Please reproduce the lines of the data below word for word, starting with the line that contains "character-name-1: 米缇亚 <box>155" and ending after the line that contains "heart-level-icon-1: 5 <box>345".

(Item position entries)
+ + + +

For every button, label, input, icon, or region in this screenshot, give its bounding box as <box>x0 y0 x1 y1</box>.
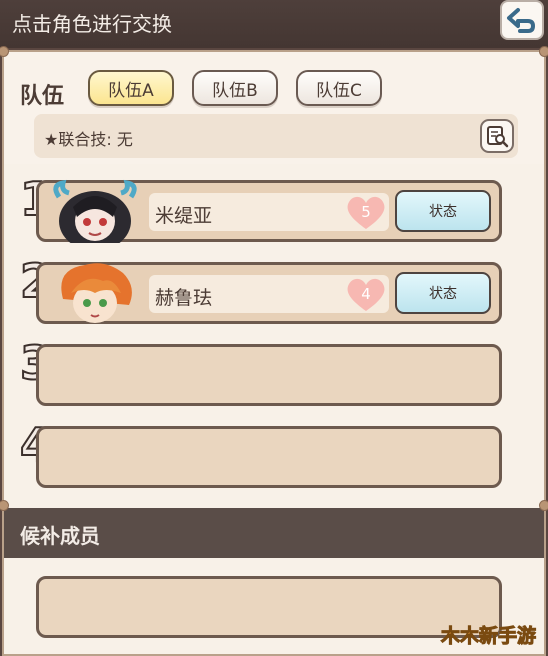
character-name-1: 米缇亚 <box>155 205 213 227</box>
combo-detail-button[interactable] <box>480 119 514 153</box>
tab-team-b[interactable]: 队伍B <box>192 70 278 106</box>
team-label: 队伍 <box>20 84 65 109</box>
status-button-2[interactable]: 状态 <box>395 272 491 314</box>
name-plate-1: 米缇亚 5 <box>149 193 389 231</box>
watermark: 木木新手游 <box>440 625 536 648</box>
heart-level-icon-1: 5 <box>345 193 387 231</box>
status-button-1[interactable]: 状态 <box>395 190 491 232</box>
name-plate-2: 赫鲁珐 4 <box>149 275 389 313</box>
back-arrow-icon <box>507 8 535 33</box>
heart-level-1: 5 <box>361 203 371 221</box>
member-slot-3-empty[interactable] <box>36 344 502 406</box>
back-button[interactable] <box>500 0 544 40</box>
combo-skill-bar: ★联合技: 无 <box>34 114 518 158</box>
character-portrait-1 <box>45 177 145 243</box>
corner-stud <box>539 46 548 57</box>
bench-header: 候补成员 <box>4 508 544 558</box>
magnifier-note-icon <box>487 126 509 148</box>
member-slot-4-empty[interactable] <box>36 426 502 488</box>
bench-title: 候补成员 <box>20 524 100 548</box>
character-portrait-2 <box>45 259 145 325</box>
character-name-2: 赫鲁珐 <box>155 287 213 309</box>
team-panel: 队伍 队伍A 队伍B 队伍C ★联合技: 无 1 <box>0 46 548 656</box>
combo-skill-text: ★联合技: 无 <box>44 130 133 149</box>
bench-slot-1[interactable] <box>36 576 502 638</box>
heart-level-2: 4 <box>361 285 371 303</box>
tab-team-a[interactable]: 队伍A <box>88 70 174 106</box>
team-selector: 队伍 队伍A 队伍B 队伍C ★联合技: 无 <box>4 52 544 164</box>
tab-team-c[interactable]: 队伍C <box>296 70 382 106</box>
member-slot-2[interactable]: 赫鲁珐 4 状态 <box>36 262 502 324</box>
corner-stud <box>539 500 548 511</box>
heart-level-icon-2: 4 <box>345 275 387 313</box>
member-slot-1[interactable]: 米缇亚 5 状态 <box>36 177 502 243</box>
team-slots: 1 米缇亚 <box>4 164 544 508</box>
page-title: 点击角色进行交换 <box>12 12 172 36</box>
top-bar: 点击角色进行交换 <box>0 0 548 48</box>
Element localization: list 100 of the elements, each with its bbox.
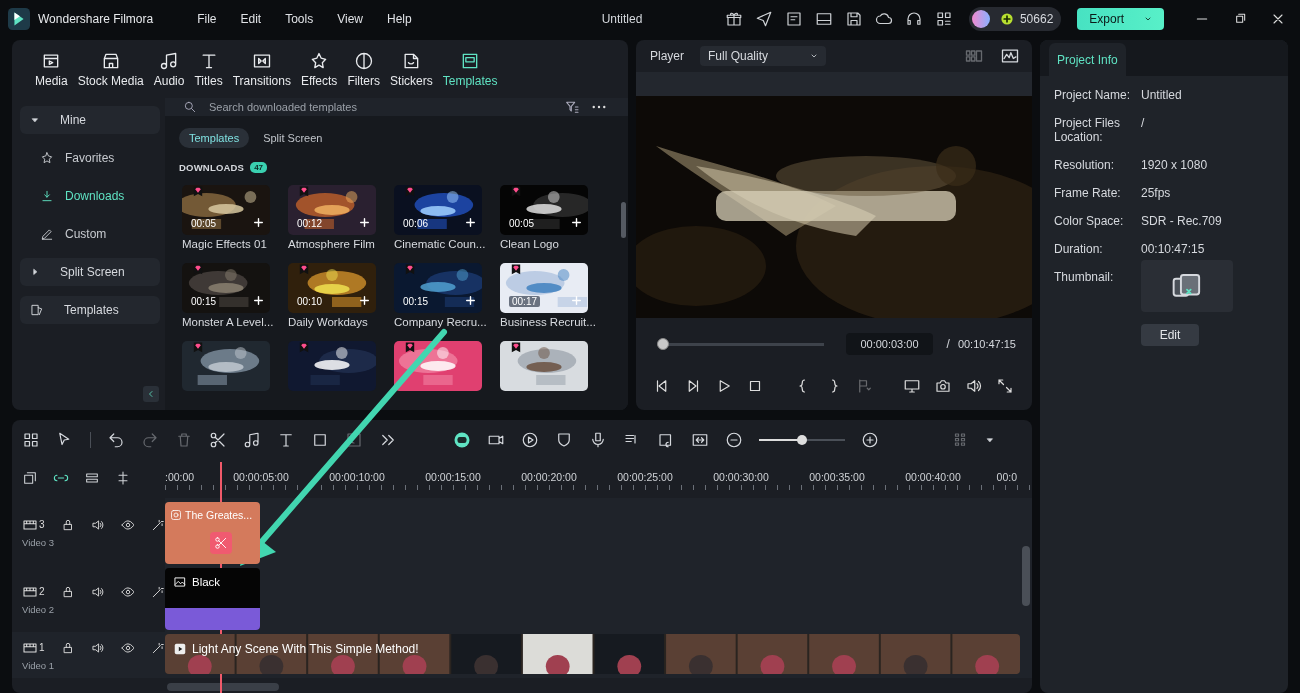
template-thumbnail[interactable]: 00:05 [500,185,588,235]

+ + + +

> COMPLETED EXERCISE
character-name-1: 米缇亚 <box>155 205 213 227</box>
combo-detail-button[interactable] <box>480 119 514 153</box>
tab-team-b[interactable]: 队伍B <box>192 70 278 106</box>
team-label: 队伍 <box>20 84 65 109</box>
status-button-2[interactable]: 状态 <box>395 272 491 314</box>
name-plate-1: 米缇亚 5 <box>149 193 389 231</box>
watermark: 木木新手游 <box>440 625 536 648</box>
heart-level-icon-1: 5 <box>345 193 387 231</box>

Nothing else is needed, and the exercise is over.